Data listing
__________

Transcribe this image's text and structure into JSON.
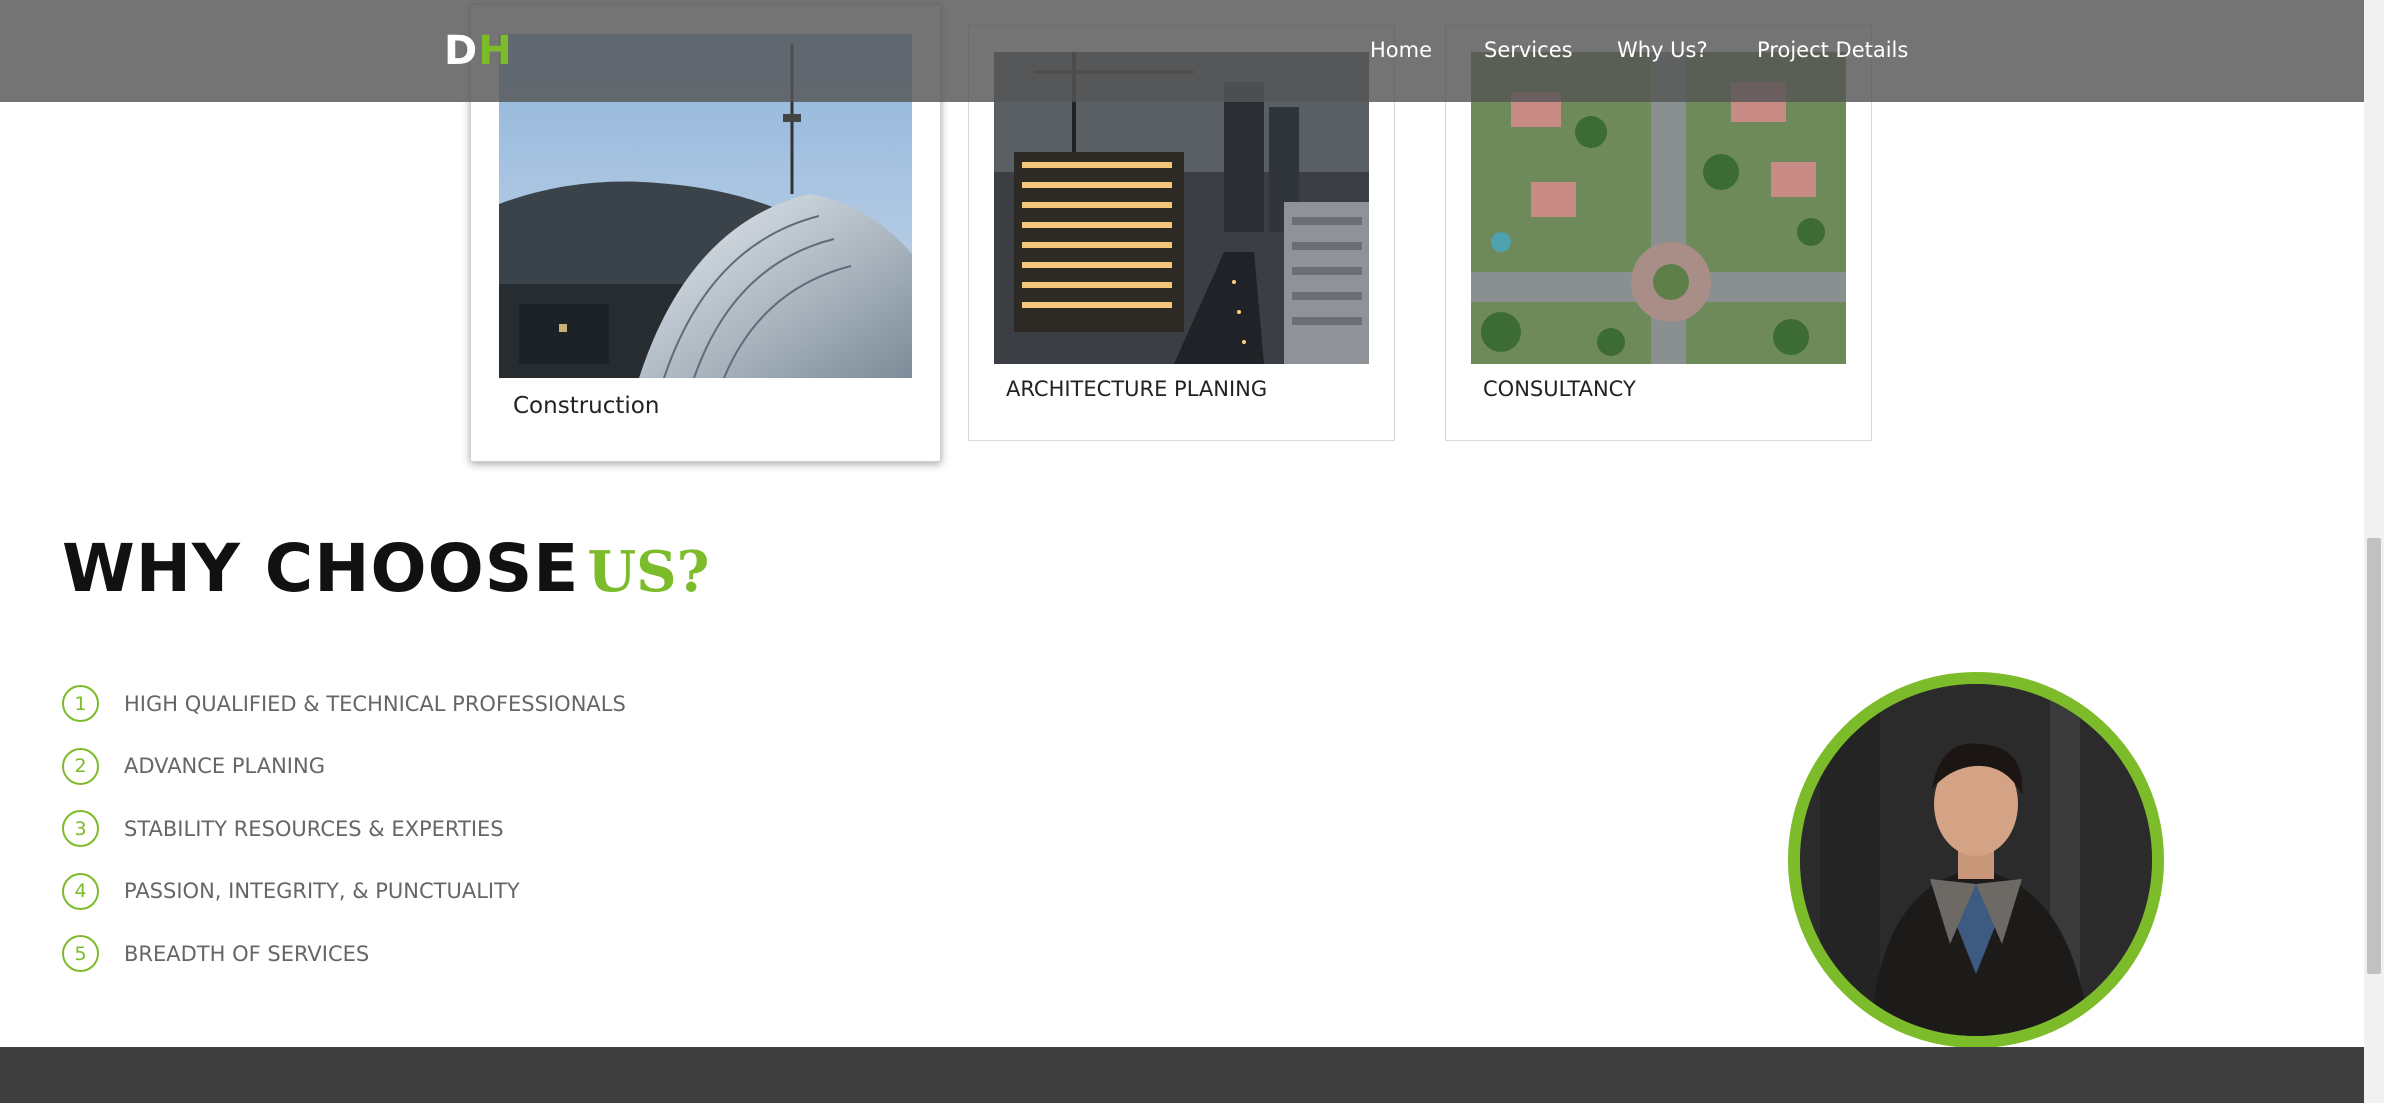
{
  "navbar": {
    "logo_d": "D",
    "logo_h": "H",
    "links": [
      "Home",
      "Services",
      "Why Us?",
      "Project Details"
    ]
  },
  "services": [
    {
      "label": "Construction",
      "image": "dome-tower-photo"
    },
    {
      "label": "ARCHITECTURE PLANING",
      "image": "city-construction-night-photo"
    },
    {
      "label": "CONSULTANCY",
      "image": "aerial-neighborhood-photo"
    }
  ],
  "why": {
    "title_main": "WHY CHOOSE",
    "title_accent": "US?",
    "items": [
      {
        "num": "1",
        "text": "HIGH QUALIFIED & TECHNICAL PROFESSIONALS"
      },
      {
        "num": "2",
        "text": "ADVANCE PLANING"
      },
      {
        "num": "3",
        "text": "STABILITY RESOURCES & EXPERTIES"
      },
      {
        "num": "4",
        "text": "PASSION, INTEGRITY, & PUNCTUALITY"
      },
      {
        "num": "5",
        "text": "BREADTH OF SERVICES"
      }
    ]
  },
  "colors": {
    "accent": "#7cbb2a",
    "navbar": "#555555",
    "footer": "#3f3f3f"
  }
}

__________

*Exercise aim*
Output, exactly, all the records above; include no pictures.

*Exercise answer*
Transcribe this image's text and structure into JSON.
{
  "navbar": {
    "logo_d": "D",
    "logo_h": "H",
    "links": [
      "Home",
      "Services",
      "Why Us?",
      "Project Details"
    ]
  },
  "services": [
    {
      "label": "Construction",
      "image": "dome-tower-photo"
    },
    {
      "label": "ARCHITECTURE PLANING",
      "image": "city-construction-night-photo"
    },
    {
      "label": "CONSULTANCY",
      "image": "aerial-neighborhood-photo"
    }
  ],
  "why": {
    "title_main": "WHY CHOOSE",
    "title_accent": "US?",
    "items": [
      {
        "num": "1",
        "text": "HIGH QUALIFIED & TECHNICAL PROFESSIONALS"
      },
      {
        "num": "2",
        "text": "ADVANCE PLANING"
      },
      {
        "num": "3",
        "text": "STABILITY RESOURCES & EXPERTIES"
      },
      {
        "num": "4",
        "text": "PASSION, INTEGRITY, & PUNCTUALITY"
      },
      {
        "num": "5",
        "text": "BREADTH OF SERVICES"
      }
    ]
  },
  "colors": {
    "accent": "#7cbb2a",
    "navbar": "#555555",
    "footer": "#3f3f3f"
  }
}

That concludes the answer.